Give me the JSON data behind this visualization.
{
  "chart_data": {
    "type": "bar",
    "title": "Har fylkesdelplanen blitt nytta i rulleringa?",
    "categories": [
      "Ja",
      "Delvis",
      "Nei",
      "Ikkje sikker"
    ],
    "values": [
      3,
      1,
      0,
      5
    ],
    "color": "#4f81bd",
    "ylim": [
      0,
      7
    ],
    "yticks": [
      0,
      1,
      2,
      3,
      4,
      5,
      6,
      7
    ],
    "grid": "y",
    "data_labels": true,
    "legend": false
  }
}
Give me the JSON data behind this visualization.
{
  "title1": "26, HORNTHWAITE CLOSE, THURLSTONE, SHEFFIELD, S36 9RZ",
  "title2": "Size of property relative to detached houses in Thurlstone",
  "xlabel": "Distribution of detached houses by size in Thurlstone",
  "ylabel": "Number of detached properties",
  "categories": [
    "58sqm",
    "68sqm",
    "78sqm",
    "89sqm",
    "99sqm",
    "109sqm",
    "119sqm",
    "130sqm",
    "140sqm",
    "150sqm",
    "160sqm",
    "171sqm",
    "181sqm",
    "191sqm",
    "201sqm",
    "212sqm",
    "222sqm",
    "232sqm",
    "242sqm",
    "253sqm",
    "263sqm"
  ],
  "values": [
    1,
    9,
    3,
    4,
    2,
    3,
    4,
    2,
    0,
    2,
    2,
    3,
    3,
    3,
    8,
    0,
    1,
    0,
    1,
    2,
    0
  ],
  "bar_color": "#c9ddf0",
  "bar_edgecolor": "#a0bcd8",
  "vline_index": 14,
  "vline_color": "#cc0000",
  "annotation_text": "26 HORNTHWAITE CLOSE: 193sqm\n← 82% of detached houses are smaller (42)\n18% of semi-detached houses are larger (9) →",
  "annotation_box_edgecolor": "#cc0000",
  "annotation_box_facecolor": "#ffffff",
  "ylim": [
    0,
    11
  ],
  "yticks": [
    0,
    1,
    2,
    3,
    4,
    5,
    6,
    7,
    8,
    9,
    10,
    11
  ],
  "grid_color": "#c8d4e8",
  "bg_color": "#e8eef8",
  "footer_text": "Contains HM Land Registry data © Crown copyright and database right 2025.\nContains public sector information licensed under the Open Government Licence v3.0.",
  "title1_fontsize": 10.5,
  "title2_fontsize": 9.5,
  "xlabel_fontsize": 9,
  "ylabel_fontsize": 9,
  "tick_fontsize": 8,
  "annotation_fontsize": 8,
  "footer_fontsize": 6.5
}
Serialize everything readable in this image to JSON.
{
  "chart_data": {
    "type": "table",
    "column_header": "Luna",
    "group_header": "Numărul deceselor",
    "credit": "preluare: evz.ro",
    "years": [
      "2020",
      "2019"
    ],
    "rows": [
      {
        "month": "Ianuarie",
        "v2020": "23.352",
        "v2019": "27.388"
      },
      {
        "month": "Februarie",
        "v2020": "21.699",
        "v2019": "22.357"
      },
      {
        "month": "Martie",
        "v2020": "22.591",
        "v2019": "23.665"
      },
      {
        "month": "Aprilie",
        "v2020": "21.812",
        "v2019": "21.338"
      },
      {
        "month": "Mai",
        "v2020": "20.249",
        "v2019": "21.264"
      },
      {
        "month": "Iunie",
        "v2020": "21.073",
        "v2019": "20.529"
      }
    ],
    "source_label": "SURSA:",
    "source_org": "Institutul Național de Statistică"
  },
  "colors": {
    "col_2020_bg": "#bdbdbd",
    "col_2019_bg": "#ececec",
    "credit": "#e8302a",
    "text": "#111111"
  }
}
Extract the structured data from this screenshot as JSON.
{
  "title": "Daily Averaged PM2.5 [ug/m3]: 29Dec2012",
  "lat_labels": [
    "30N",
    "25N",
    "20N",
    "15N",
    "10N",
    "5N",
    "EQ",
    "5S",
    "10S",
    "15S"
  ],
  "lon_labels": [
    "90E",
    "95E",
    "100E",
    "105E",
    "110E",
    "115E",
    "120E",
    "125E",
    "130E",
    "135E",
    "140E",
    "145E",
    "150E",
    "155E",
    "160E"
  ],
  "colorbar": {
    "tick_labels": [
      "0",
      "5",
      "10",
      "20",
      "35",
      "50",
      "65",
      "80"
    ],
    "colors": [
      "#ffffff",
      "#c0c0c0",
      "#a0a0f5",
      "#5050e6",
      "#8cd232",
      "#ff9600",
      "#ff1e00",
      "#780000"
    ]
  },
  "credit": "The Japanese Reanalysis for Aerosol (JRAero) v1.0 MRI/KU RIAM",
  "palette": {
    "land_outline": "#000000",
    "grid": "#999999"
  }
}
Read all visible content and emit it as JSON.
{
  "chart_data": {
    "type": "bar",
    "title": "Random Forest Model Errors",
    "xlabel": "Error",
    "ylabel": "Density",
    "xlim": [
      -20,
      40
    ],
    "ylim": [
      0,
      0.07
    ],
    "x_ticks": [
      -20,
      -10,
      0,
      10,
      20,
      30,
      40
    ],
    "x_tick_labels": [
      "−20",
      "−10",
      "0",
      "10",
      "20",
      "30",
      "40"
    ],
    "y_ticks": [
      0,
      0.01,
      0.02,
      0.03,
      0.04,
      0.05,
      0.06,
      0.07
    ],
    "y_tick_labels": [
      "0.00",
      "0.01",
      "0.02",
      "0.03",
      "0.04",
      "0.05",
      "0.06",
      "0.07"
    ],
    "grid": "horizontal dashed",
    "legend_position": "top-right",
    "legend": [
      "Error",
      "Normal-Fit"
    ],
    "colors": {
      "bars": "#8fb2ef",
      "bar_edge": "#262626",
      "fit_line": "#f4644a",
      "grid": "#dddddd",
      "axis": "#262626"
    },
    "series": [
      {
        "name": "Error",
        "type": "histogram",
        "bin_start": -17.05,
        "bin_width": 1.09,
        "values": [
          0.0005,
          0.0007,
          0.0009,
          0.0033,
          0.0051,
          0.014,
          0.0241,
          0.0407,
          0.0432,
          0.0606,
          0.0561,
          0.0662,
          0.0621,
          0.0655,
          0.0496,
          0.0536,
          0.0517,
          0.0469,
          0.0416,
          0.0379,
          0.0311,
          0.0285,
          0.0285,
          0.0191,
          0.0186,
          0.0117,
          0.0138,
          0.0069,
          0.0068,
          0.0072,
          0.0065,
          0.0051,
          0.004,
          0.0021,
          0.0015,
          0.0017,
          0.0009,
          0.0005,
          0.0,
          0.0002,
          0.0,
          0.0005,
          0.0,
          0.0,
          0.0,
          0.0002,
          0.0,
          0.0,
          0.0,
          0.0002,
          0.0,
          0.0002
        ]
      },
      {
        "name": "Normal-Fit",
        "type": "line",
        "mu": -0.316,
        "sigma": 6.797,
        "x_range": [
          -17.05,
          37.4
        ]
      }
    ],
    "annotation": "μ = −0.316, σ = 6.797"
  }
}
++++
Task objective
Write the material out again in its entirety, exactly as shown.

Exercise result
Give me the JSON data behind this visualization.
{
  "chart_data": {
    "type": "bar",
    "title": "Har fylkesdelplanen blitt nytta i rulleringa?",
    "categories": [
      "Ja",
      "Delvis",
      "Nei",
      "Ikkje sikker"
    ],
    "values": [
      3,
      1,
      0,
      5
    ],
    "color": "#4f81bd",
    "ylim": [
      0,
      7
    ],
    "yticks": [
      0,
      1,
      2,
      3,
      4,
      5,
      6,
      7
    ],
    "grid": "y",
    "data_labels": true,
    "legend": false
  }
}
Give me the JSON data behind this visualization.
{
  "title1": "26, HORNTHWAITE CLOSE, THURLSTONE, SHEFFIELD, S36 9RZ",
  "title2": "Size of property relative to detached houses in Thurlstone",
  "xlabel": "Distribution of detached houses by size in Thurlstone",
  "ylabel": "Number of detached properties",
  "categories": [
    "58sqm",
    "68sqm",
    "78sqm",
    "89sqm",
    "99sqm",
    "109sqm",
    "119sqm",
    "130sqm",
    "140sqm",
    "150sqm",
    "160sqm",
    "171sqm",
    "181sqm",
    "191sqm",
    "201sqm",
    "212sqm",
    "222sqm",
    "232sqm",
    "242sqm",
    "253sqm",
    "263sqm"
  ],
  "values": [
    1,
    9,
    3,
    4,
    2,
    3,
    4,
    2,
    0,
    2,
    2,
    3,
    3,
    3,
    8,
    0,
    1,
    0,
    1,
    2,
    0
  ],
  "bar_color": "#c9ddf0",
  "bar_edgecolor": "#a0bcd8",
  "vline_index": 14,
  "vline_color": "#cc0000",
  "annotation_text": "26 HORNTHWAITE CLOSE: 193sqm\n← 82% of detached houses are smaller (42)\n18% of semi-detached houses are larger (9) →",
  "annotation_box_edgecolor": "#cc0000",
  "annotation_box_facecolor": "#ffffff",
  "ylim": [
    0,
    11
  ],
  "yticks": [
    0,
    1,
    2,
    3,
    4,
    5,
    6,
    7,
    8,
    9,
    10,
    11
  ],
  "grid_color": "#c8d4e8",
  "bg_color": "#e8eef8",
  "footer_text": "Contains HM Land Registry data © Crown copyright and database right 2025.\nContains public sector information licensed under the Open Government Licence v3.0.",
  "title1_fontsize": 10.5,
  "title2_fontsize": 9.5,
  "xlabel_fontsize": 9,
  "ylabel_fontsize": 9,
  "tick_fontsize": 8,
  "annotation_fontsize": 8,
  "footer_fontsize": 6.5
}
Serialize everything readable in this image to JSON.
{
  "chart_data": {
    "type": "table",
    "column_header": "Luna",
    "group_header": "Numărul deceselor",
    "credit": "preluare: evz.ro",
    "years": [
      "2020",
      "2019"
    ],
    "rows": [
      {
        "month": "Ianuarie",
        "v2020": "23.352",
        "v2019": "27.388"
      },
      {
        "month": "Februarie",
        "v2020": "21.699",
        "v2019": "22.357"
      },
      {
        "month": "Martie",
        "v2020": "22.591",
        "v2019": "23.665"
      },
      {
        "month": "Aprilie",
        "v2020": "21.812",
        "v2019": "21.338"
      },
      {
        "month": "Mai",
        "v2020": "20.249",
        "v2019": "21.264"
      },
      {
        "month": "Iunie",
        "v2020": "21.073",
        "v2019": "20.529"
      }
    ],
    "source_label": "SURSA:",
    "source_org": "Institutul Național de Statistică"
  },
  "colors": {
    "col_2020_bg": "#bdbdbd",
    "col_2019_bg": "#ececec",
    "credit": "#e8302a",
    "text": "#111111"
  }
}
Extract the structured data from this screenshot as JSON.
{
  "title": "Daily Averaged PM2.5 [ug/m3]: 29Dec2012",
  "lat_labels": [
    "30N",
    "25N",
    "20N",
    "15N",
    "10N",
    "5N",
    "EQ",
    "5S",
    "10S",
    "15S"
  ],
  "lon_labels": [
    "90E",
    "95E",
    "100E",
    "105E",
    "110E",
    "115E",
    "120E",
    "125E",
    "130E",
    "135E",
    "140E",
    "145E",
    "150E",
    "155E",
    "160E"
  ],
  "colorbar": {
    "tick_labels": [
      "0",
      "5",
      "10",
      "20",
      "35",
      "50",
      "65",
      "80"
    ],
    "colors": [
      "#ffffff",
      "#c0c0c0",
      "#a0a0f5",
      "#5050e6",
      "#8cd232",
      "#ff9600",
      "#ff1e00",
      "#780000"
    ]
  },
  "credit": "The Japanese Reanalysis for Aerosol (JRAero) v1.0 MRI/KU RIAM",
  "palette": {
    "land_outline": "#000000",
    "grid": "#999999"
  }
}
Read all visible content and emit it as JSON.
{
  "chart_data": {
    "type": "bar",
    "title": "Random Forest Model Errors",
    "xlabel": "Error",
    "ylabel": "Density",
    "xlim": [
      -20,
      40
    ],
    "ylim": [
      0,
      0.07
    ],
    "x_ticks": [
      -20,
      -10,
      0,
      10,
      20,
      30,
      40
    ],
    "x_tick_labels": [
      "−20",
      "−10",
      "0",
      "10",
      "20",
      "30",
      "40"
    ],
    "y_ticks": [
      0,
      0.01,
      0.02,
      0.03,
      0.04,
      0.05,
      0.06,
      0.07
    ],
    "y_tick_labels": [
      "0.00",
      "0.01",
      "0.02",
      "0.03",
      "0.04",
      "0.05",
      "0.06",
      "0.07"
    ],
    "grid": "horizontal dashed",
    "legend_position": "top-right",
    "legend": [
      "Error",
      "Normal-Fit"
    ],
    "colors": {
      "bars": "#8fb2ef",
      "bar_edge": "#262626",
      "fit_line": "#f4644a",
      "grid": "#dddddd",
      "axis": "#262626"
    },
    "series": [
      {
        "name": "Error",
        "type": "histogram",
        "bin_start": -17.05,
        "bin_width": 1.09,
        "values": [
          0.0005,
          0.0007,
          0.0009,
          0.0033,
          0.0051,
          0.014,
          0.0241,
          0.0407,
          0.0432,
          0.0606,
          0.0561,
          0.0662,
          0.0621,
          0.0655,
          0.0496,
          0.0536,
          0.0517,
          0.0469,
          0.0416,
          0.0379,
          0.0311,
          0.0285,
          0.0285,
          0.0191,
          0.0186,
          0.0117,
          0.0138,
          0.0069,
          0.0068,
          0.0072,
          0.0065,
          0.0051,
          0.004,
          0.0021,
          0.0015,
          0.0017,
          0.0009,
          0.0005,
          0.0,
          0.0002,
          0.0,
          0.0005,
          0.0,
          0.0,
          0.0,
          0.0002,
          0.0,
          0.0,
          0.0,
          0.0002,
          0.0,
          0.0002
        ]
      },
      {
        "name": "Normal-Fit",
        "type": "line",
        "mu": -0.316,
        "sigma": 6.797,
        "x_range": [
          -17.05,
          37.4
        ]
      }
    ],
    "annotation": "μ = −0.316, σ = 6.797"
  }
}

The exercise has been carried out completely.